#### LESEAUSZUG
★ ★ ★ ★ ★ ★ ★

Fachleuten ermöglichen, ihre Arbeit bestmöglich zu tun

Das ist aber nicht so. Die Arbeit des Politikers ist eben nicht, die Arbeit der Fachleute zu erledigen. Die Arbeit des Politikers besteht darin, den Fachleuten zu ermöglichen, ihre Arbeit bestmöglich zu tun. Das erfordert weniger Fachwissen als Urteilskraft in Bezug darauf, was für die jeweilige Gemeinschaft nützlich sein könnte – und den Mut, dieses Urteil entschlossen umzusetzen.

Das zweite Missverständnis besteht darin, dass diese politische Tätigkeit nicht als Berufserfahrung erkannt wird. Eine Gemeinde, ein Bundesland, ein Ministerium oder gar die gesamte Republik zu führen (oder auch: aus der Opposition heraus zu kontrollieren) führt zu einem tiefen Einblick in Entscheidungsmechanismen, zu einem Überblick über nationale und internationale Entwicklungen und bildet das, was man früher "Erfahrungsschatz" genannt hat.

★ ★ ★ ★ ★ ★ ★

#### AUFGABEN
(a) Gib den Wortlaut des Auszugs von „Fachleuten ermöglichen, ihre“ bis „Urteil entschlossen umzusetzen.“ unverändert wieder.
(b) Fasse bitte den Absatz des Auszugs, der mit „Das zweite Missverständnis“ beginnt, als kurze Stichpunktliste zusammen und behalte dabei seine wesentlichen Aussagen bei.
Die Dateneinträge braucht man zum Bearbeiten nicht.

Dateneinträge

★ ★ ★ ★ ★ ★ ★

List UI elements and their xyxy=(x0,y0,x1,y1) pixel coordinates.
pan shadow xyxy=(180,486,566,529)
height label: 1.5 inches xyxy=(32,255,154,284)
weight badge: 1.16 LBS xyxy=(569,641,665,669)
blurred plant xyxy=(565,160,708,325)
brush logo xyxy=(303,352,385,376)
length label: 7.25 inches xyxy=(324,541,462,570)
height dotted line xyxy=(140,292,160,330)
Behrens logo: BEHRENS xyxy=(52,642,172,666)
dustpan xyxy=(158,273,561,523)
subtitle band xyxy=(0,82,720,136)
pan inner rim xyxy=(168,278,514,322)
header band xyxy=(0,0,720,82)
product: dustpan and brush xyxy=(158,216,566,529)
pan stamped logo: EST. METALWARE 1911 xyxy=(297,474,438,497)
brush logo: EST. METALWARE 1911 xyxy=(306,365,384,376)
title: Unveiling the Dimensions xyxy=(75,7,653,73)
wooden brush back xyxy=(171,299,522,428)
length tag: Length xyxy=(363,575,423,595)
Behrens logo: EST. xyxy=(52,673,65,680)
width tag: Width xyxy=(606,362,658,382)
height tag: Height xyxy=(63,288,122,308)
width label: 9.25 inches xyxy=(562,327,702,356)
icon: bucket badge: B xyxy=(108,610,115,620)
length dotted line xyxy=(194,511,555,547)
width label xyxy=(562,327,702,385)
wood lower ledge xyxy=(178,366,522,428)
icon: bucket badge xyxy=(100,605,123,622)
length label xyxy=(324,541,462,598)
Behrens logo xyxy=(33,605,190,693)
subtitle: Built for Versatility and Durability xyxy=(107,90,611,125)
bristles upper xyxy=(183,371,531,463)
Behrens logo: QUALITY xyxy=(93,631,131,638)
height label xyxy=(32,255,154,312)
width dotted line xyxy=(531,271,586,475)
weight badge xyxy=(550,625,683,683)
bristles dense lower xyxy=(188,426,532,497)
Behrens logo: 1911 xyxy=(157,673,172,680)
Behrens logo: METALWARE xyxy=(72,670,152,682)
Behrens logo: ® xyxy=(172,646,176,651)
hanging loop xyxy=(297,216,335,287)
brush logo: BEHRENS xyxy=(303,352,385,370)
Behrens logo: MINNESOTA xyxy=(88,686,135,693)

★ ★ ★ ★ ★ ★ ★

#### LÖSUNGEN
(a)
Fachleuten ermöglichen, ihre Arbeit bestmöglich zu tun

Das ist aber nicht so. Die Arbeit des Politikers ist eben nicht, die Arbeit der Fachleute zu erledigen. Die Arbeit des Politikers besteht darin, den Fachleuten zu ermöglichen, ihre Arbeit bestmöglich zu tun. Das erfordert weniger Fachwissen als Urteilskraft in Bezug darauf, was für die jeweilige Gemeinschaft nützlich sein könnte – und den Mut, dieses Urteil entschlossen umzusetzen.

(b)
- Zweites Missverständnis: Politische Tätigkeit wird nicht als Berufserfahrung erkannt.
- Wer eine Gemeinde, ein Bundesland, ein Ministerium oder die gesamte Republik führt oder aus der Opposition heraus kontrolliert, gewinnt:
  - tiefen Einblick in Entscheidungsmechanismen
  - Überblick über nationale und internationale Entwicklungen
  - das, was man früher „Erfahrungsschatz“ nannte